Figure record listings
======

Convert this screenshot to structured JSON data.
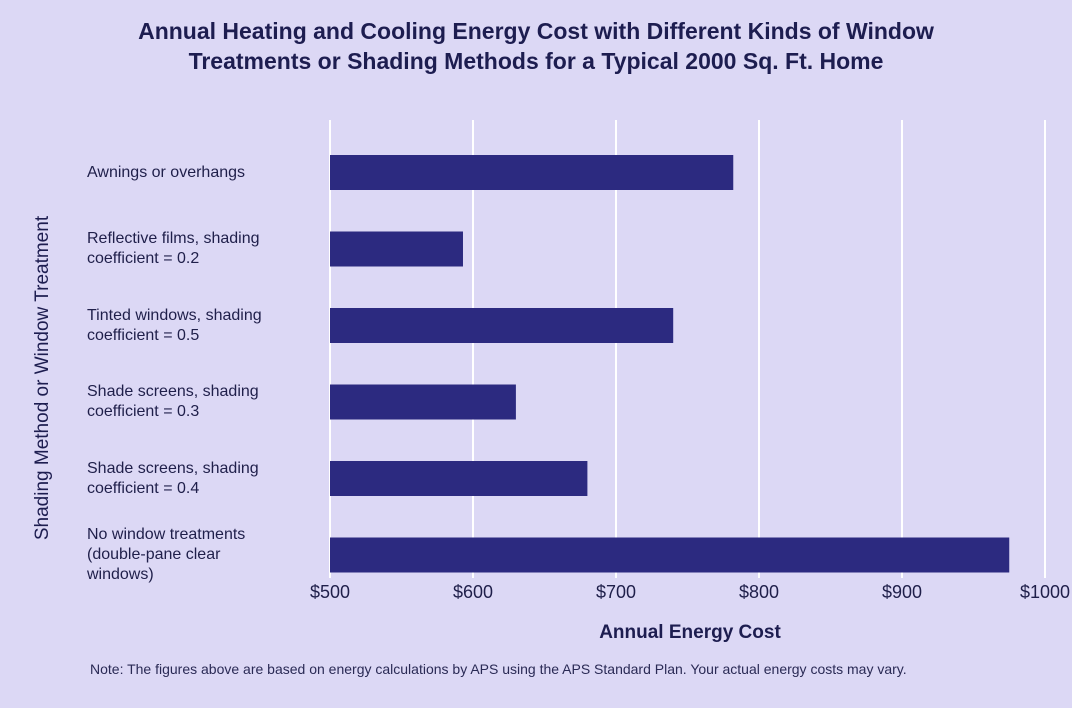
{
  "chart_data": {
    "type": "bar",
    "orientation": "horizontal",
    "title": "Annual Heating and Cooling Energy Cost with Different Kinds of Window Treatments or Shading Methods for a Typical 2000 Sq. Ft. Home",
    "title_lines": [
      "Annual Heating and Cooling Energy Cost with Different Kinds of Window",
      "Treatments or Shading Methods for a Typical 2000 Sq. Ft. Home"
    ],
    "xlabel": "Annual Energy Cost",
    "ylabel": "Shading Method or Window Treatment",
    "categories": [
      [
        "Awnings or overhangs"
      ],
      [
        "Reflective films, shading",
        "coefficient = 0.2"
      ],
      [
        "Tinted windows, shading",
        "coefficient = 0.5"
      ],
      [
        "Shade screens, shading",
        "coefficient = 0.3"
      ],
      [
        "Shade screens, shading",
        "coefficient = 0.4"
      ],
      [
        "No window treatments",
        "(double-pane clear",
        "windows)"
      ]
    ],
    "values": [
      782,
      593,
      740,
      630,
      680,
      975
    ],
    "xlim": [
      500,
      1000
    ],
    "xticks": [
      500,
      600,
      700,
      800,
      900,
      1000
    ],
    "xtick_labels": [
      "$500",
      "$600",
      "$700",
      "$800",
      "$900",
      "$1000"
    ],
    "grid": "vertical",
    "bar_color": "#2c2a80",
    "grid_color": "#ffffff",
    "note": "Note: The figures above are based on energy calculations by APS using the APS Standard Plan. Your actual energy costs may vary."
  }
}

======

--- Exercise directions ---
In the lines above, find each one with "Methods" and list it.

--- Output of the task ---
    "title": "Annual Heating and Cooling Energy Cost with Different Kinds of Window Treatments or Shading Methods for a Typical 2000 Sq. Ft. Home",
      "Treatments or Shading Methods for a Typical 2000 Sq. Ft. Home"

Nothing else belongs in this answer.